= ENTRIES SUPPLIED =
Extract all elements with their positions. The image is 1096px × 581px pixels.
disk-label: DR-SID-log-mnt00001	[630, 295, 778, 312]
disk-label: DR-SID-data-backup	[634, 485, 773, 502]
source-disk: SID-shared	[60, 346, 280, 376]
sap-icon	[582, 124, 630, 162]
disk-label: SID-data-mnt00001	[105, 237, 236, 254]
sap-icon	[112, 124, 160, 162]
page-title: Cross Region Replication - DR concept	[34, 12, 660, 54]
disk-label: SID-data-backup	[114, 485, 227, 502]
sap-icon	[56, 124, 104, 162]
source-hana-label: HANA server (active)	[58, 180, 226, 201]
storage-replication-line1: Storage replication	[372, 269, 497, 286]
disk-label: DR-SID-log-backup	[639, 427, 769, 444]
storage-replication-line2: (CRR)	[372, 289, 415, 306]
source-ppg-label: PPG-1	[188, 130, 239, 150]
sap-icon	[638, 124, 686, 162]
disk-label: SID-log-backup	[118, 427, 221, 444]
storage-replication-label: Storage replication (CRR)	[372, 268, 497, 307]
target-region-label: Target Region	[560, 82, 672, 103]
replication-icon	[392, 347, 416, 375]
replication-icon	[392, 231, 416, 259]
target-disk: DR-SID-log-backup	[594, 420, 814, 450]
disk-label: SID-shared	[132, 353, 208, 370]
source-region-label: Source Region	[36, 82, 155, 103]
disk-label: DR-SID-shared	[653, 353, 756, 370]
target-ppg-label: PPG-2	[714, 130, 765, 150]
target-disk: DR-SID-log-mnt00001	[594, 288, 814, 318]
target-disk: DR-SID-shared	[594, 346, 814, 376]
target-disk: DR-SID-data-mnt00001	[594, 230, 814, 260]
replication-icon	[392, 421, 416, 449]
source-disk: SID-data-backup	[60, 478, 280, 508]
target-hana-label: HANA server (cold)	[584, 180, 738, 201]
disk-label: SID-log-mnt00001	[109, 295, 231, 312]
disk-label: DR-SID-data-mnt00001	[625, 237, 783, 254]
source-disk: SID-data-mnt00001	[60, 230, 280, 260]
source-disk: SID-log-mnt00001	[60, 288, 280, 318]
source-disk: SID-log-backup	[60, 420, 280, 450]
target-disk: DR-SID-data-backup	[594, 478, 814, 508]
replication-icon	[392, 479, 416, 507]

= REQUIRED WORK =
Copy out every line of the item above word for word, keeping the same order.

= SOLUTION TO THIS EXERCISE =
Extract all elements with their positions. The image is 1096px × 581px pixels.
disk-label: DR-SID-log-mnt00001	[630, 295, 778, 312]
disk-label: DR-SID-data-backup	[634, 485, 773, 502]
source-disk: SID-shared	[60, 346, 280, 376]
sap-icon	[582, 124, 630, 162]
disk-label: SID-data-mnt00001	[105, 237, 236, 254]
sap-icon	[112, 124, 160, 162]
page-title: Cross Region Replication - DR concept	[34, 12, 660, 54]
disk-label: SID-data-backup	[114, 485, 227, 502]
sap-icon	[56, 124, 104, 162]
source-hana-label: HANA server (active)	[58, 180, 226, 201]
storage-replication-line1: Storage replication	[372, 269, 497, 286]
disk-label: DR-SID-log-backup	[639, 427, 769, 444]
storage-replication-line2: (CRR)	[372, 289, 415, 306]
source-ppg-label: PPG-1	[188, 130, 239, 150]
sap-icon	[638, 124, 686, 162]
disk-label: SID-log-backup	[118, 427, 221, 444]
storage-replication-label: Storage replication (CRR)	[372, 268, 497, 307]
target-region-label: Target Region	[560, 82, 672, 103]
replication-icon	[392, 347, 416, 375]
replication-icon	[392, 231, 416, 259]
target-disk: DR-SID-log-backup	[594, 420, 814, 450]
disk-label: SID-shared	[132, 353, 208, 370]
source-region-label: Source Region	[36, 82, 155, 103]
disk-label: DR-SID-shared	[653, 353, 756, 370]
target-ppg-label: PPG-2	[714, 130, 765, 150]
target-disk: DR-SID-log-mnt00001	[594, 288, 814, 318]
target-disk: DR-SID-shared	[594, 346, 814, 376]
target-disk: DR-SID-data-mnt00001	[594, 230, 814, 260]
replication-icon	[392, 421, 416, 449]
source-disk: SID-data-backup	[60, 478, 280, 508]
target-hana-label: HANA server (cold)	[584, 180, 738, 201]
disk-label: SID-log-mnt00001	[109, 295, 231, 312]
disk-label: DR-SID-data-mnt00001	[625, 237, 783, 254]
source-disk: SID-data-mnt00001	[60, 230, 280, 260]
source-disk: SID-log-mnt00001	[60, 288, 280, 318]
source-disk: SID-log-backup	[60, 420, 280, 450]
target-disk: DR-SID-data-backup	[594, 478, 814, 508]
replication-icon	[392, 479, 416, 507]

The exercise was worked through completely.